A block of data:
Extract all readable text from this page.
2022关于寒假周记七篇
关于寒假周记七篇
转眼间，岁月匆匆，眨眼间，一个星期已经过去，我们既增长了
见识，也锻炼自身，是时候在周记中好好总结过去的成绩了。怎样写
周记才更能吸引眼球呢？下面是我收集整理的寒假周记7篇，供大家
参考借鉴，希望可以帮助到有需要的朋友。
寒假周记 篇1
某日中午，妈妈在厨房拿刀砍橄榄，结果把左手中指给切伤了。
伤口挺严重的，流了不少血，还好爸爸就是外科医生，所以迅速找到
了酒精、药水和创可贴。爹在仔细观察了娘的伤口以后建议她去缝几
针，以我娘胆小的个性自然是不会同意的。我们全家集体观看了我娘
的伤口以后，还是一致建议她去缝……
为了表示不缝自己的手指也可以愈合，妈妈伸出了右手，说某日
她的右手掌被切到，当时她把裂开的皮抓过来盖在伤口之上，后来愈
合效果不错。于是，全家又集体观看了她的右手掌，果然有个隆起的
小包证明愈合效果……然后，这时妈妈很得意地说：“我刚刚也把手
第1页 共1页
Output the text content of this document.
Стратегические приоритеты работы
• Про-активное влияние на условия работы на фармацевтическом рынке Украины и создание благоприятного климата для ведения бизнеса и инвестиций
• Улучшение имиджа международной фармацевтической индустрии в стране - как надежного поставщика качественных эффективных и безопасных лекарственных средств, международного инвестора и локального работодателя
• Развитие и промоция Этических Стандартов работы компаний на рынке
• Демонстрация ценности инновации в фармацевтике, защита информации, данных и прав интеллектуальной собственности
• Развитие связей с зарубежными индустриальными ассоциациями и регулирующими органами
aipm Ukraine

Request
Each line in the material above must be retyped without alteration.

Output below
Extract all readable text from this page.
2022关于寒假周记七篇
关于寒假周记七篇
转眼间，岁月匆匆，眨眼间，一个星期已经过去，我们既增长了
见识，也锻炼自身，是时候在周记中好好总结过去的成绩了。怎样写
周记才更能吸引眼球呢？下面是我收集整理的寒假周记7篇，供大家
参考借鉴，希望可以帮助到有需要的朋友。
寒假周记 篇1
某日中午，妈妈在厨房拿刀砍橄榄，结果把左手中指给切伤了。
伤口挺严重的，流了不少血，还好爸爸就是外科医生，所以迅速找到
了酒精、药水和创可贴。爹在仔细观察了娘的伤口以后建议她去缝几
针，以我娘胆小的个性自然是不会同意的。我们全家集体观看了我娘
的伤口以后，还是一致建议她去缝……
为了表示不缝自己的手指也可以愈合，妈妈伸出了右手，说某日
她的右手掌被切到，当时她把裂开的皮抓过来盖在伤口之上，后来愈
合效果不错。于是，全家又集体观看了她的右手掌，果然有个隆起的
小包证明愈合效果……然后，这时妈妈很得意地说：“我刚刚也把手
第1页 共1页
Output the text content of this document.
Стратегические приоритеты работы
• Про-активное влияние на условия работы на фармацевтическом рынке Украины и создание благоприятного климата для ведения бизнеса и инвестиций
• Улучшение имиджа международной фармацевтической индустрии в стране - как надежного поставщика качественных эффективных и безопасных лекарственных средств, международного инвестора и локального работодателя
• Развитие и промоция Этических Стандартов работы компаний на рынке
• Демонстрация ценности инновации в фармацевтике, защита информации, данных и прав интеллектуальной собственности
• Развитие связей с зарубежными индустриальными ассоциациями и регулирующими органами
aipm Ukraine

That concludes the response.